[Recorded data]
☆ ☆ ☆ ☆

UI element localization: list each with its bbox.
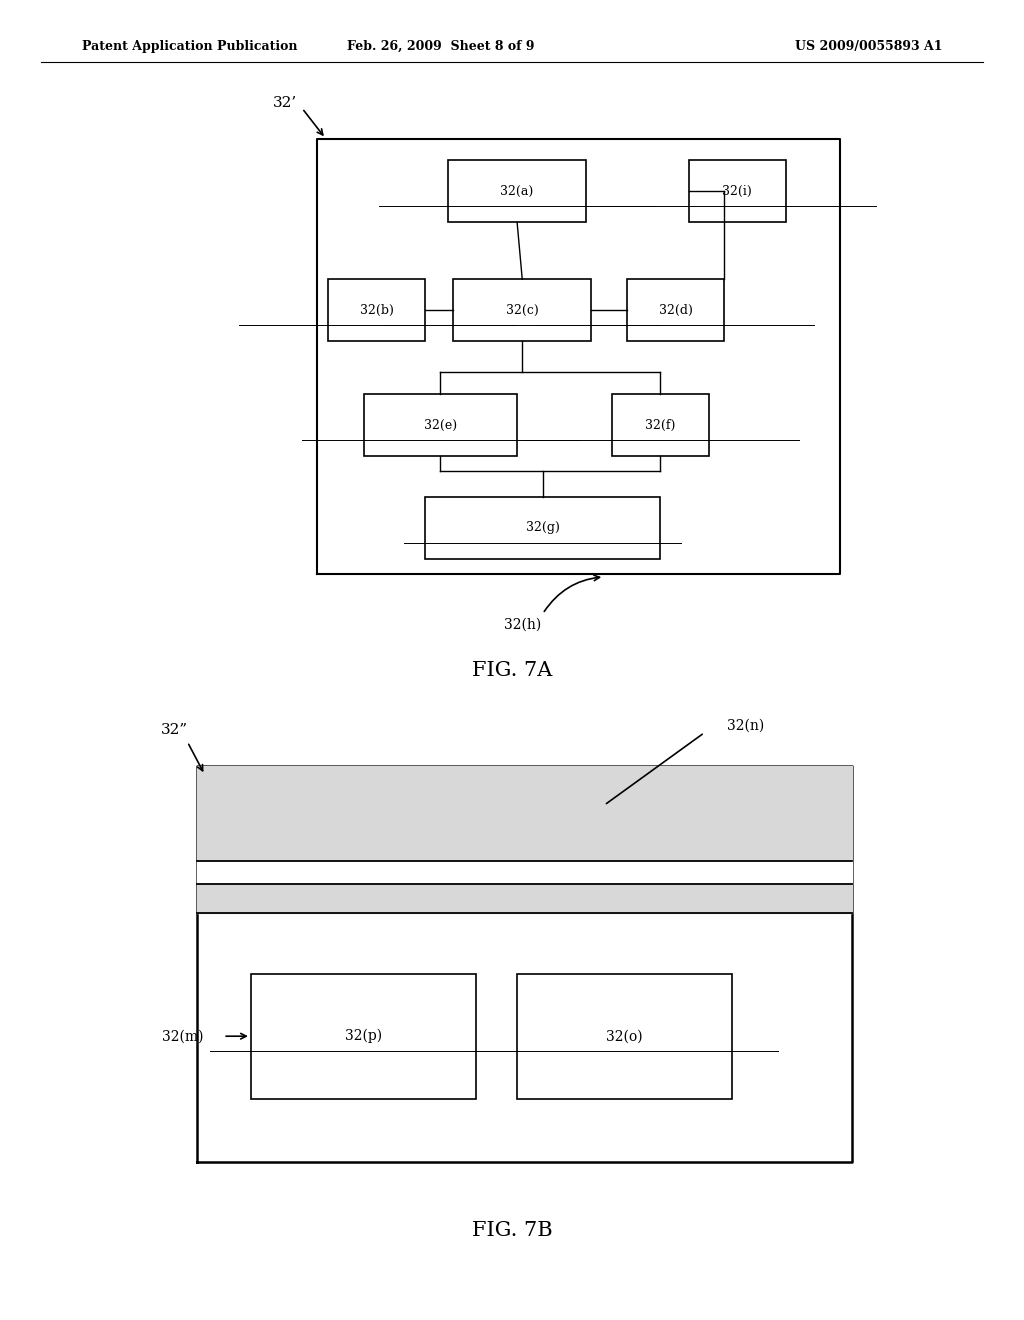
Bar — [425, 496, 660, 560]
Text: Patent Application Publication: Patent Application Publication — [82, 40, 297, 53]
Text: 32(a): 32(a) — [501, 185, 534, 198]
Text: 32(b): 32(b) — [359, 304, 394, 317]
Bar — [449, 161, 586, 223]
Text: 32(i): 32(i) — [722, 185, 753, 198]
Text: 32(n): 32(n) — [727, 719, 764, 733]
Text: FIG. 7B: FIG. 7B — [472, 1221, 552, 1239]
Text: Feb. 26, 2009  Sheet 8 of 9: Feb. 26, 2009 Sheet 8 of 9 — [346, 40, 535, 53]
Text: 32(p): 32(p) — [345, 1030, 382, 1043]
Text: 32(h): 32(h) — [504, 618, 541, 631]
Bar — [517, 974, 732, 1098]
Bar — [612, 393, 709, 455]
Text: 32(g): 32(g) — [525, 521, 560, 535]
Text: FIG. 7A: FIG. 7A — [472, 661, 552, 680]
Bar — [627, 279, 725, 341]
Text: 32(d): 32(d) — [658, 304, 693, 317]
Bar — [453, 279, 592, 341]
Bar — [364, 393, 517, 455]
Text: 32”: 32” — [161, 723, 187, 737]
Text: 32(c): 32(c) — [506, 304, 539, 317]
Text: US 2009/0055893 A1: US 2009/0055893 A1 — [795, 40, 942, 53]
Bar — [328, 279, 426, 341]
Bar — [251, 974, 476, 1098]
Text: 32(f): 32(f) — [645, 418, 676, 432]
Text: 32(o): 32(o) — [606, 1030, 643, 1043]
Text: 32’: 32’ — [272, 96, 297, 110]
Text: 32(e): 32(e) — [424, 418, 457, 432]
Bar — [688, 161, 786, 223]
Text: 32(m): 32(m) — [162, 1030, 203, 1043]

☆ ☆ ☆ ☆

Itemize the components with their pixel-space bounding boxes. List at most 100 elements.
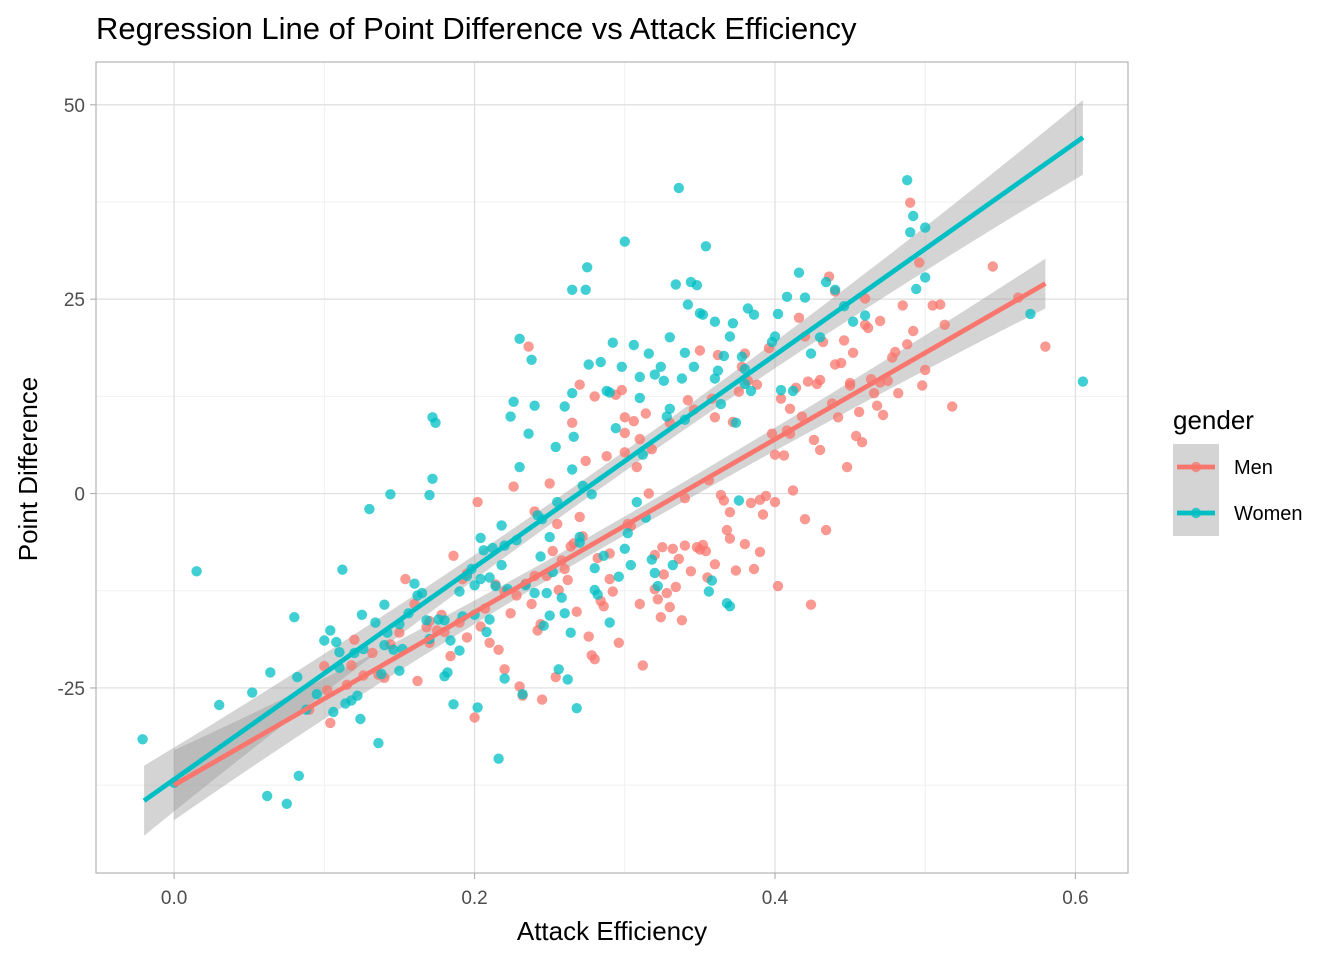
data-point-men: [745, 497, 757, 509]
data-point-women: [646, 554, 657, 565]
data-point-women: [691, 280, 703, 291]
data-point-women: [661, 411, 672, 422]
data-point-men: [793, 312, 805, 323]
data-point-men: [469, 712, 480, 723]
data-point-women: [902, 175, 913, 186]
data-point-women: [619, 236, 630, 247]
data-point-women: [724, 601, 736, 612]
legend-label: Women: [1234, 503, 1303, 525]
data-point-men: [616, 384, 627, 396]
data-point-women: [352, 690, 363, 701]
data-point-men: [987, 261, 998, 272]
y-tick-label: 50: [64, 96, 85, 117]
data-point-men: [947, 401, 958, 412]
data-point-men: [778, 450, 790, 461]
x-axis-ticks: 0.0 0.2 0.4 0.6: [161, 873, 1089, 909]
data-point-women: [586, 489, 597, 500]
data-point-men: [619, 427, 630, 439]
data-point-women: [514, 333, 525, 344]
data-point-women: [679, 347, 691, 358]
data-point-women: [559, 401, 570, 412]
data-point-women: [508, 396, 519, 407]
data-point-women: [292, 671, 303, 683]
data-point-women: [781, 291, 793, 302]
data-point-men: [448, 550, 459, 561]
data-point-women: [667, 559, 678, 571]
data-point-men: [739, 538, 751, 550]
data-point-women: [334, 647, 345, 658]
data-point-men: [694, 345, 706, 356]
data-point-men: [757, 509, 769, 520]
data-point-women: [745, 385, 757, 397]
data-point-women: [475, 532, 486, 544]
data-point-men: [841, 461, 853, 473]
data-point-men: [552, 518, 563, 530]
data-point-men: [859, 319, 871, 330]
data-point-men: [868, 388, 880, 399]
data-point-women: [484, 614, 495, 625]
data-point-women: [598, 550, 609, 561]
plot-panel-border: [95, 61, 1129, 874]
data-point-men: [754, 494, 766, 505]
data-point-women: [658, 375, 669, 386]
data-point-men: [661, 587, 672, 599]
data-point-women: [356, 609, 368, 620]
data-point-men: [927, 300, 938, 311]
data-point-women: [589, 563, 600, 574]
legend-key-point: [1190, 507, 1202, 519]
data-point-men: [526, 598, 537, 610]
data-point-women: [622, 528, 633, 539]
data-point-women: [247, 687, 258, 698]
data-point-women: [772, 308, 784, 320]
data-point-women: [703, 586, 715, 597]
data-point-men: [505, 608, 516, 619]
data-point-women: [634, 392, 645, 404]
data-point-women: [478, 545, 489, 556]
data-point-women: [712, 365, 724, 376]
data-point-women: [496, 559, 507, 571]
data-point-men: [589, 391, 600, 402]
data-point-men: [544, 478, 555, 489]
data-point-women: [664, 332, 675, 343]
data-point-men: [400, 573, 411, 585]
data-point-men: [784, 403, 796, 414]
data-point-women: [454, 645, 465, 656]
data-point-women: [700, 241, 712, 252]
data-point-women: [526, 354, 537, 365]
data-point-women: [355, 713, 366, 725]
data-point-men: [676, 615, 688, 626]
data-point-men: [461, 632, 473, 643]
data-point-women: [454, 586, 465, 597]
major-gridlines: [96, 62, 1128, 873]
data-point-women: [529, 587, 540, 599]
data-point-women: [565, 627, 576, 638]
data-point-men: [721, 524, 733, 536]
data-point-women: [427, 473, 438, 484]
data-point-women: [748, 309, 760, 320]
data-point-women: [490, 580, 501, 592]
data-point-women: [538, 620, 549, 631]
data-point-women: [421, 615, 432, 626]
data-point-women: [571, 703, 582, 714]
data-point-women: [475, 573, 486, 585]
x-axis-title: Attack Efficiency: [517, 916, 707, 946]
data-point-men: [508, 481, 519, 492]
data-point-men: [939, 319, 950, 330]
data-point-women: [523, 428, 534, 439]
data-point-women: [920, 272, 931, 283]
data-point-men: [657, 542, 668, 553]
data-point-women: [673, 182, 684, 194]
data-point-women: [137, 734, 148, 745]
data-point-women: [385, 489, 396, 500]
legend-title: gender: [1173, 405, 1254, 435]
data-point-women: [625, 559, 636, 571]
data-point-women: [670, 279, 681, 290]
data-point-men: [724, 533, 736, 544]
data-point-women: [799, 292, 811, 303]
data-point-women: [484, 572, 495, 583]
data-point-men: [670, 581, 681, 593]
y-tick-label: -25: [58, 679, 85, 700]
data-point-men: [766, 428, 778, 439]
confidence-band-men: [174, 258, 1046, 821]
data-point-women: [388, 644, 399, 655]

☆ ☆ ☆ ☆

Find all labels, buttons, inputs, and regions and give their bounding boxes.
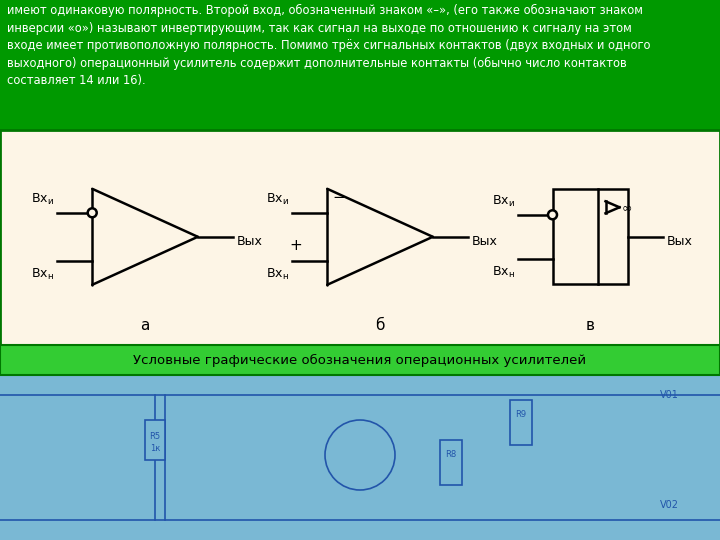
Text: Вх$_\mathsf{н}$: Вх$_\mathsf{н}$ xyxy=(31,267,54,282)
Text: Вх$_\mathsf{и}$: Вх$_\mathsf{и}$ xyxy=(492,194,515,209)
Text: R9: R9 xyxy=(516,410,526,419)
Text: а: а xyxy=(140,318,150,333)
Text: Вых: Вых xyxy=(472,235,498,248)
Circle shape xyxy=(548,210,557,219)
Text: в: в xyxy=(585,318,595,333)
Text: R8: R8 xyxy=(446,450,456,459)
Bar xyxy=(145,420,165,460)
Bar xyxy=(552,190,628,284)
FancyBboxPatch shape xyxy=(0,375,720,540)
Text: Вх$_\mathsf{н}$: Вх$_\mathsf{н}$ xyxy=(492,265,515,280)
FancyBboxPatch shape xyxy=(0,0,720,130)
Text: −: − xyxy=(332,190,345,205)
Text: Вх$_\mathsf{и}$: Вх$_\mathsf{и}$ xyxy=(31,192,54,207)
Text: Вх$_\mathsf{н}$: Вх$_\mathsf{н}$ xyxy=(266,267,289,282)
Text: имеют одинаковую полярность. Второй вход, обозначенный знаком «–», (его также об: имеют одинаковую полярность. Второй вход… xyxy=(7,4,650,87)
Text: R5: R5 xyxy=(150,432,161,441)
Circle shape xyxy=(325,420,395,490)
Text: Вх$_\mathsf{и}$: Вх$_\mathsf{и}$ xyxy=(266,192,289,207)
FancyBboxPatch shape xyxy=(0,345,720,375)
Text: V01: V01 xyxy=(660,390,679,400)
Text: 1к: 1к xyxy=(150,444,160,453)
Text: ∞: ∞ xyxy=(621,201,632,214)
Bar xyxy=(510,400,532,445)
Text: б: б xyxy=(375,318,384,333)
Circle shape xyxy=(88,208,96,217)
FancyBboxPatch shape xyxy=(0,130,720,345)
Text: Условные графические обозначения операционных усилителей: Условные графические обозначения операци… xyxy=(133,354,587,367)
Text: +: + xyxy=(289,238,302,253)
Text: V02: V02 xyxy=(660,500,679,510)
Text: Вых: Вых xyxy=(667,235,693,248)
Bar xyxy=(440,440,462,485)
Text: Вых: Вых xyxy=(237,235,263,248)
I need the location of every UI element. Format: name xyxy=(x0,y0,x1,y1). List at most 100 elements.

☆ ☆ ☆ ☆

* _The exercise_: Starting with the line with "UI element localization: list" and going on through the line with "Text: 32(m): 32(m) — [162, 1030, 203, 1043]", write these lines out again, swapping "Bar" for "Rectangle" and keeping everything else the same. Leave the pictures out of your answer.

* _Worked answer_:
UI element localization: list each with its bbox.
Rectangle — [425, 496, 660, 560]
Text: Patent Application Publication: Patent Application Publication — [82, 40, 297, 53]
Text: 32(a): 32(a) — [501, 185, 534, 198]
Text: 32(b): 32(b) — [359, 304, 394, 317]
Rectangle — [449, 161, 586, 223]
Text: 32(i): 32(i) — [722, 185, 753, 198]
Text: 32(n): 32(n) — [727, 719, 764, 733]
Text: FIG. 7B: FIG. 7B — [472, 1221, 552, 1239]
Text: Feb. 26, 2009  Sheet 8 of 9: Feb. 26, 2009 Sheet 8 of 9 — [346, 40, 535, 53]
Text: 32(p): 32(p) — [345, 1030, 382, 1043]
Text: 32(h): 32(h) — [504, 618, 541, 631]
Rectangle — [517, 974, 732, 1098]
Rectangle — [612, 393, 709, 455]
Text: 32(g): 32(g) — [525, 521, 560, 535]
Text: FIG. 7A: FIG. 7A — [472, 661, 552, 680]
Rectangle — [627, 279, 725, 341]
Text: 32(d): 32(d) — [658, 304, 693, 317]
Rectangle — [453, 279, 592, 341]
Rectangle — [364, 393, 517, 455]
Text: 32”: 32” — [161, 723, 187, 737]
Text: 32(c): 32(c) — [506, 304, 539, 317]
Text: US 2009/0055893 A1: US 2009/0055893 A1 — [795, 40, 942, 53]
Rectangle — [328, 279, 426, 341]
Rectangle — [251, 974, 476, 1098]
Text: 32(f): 32(f) — [645, 418, 676, 432]
Text: 32(o): 32(o) — [606, 1030, 643, 1043]
Text: 32’: 32’ — [272, 96, 297, 110]
Text: 32(e): 32(e) — [424, 418, 457, 432]
Rectangle — [688, 161, 786, 223]
Text: 32(m): 32(m) — [162, 1030, 203, 1043]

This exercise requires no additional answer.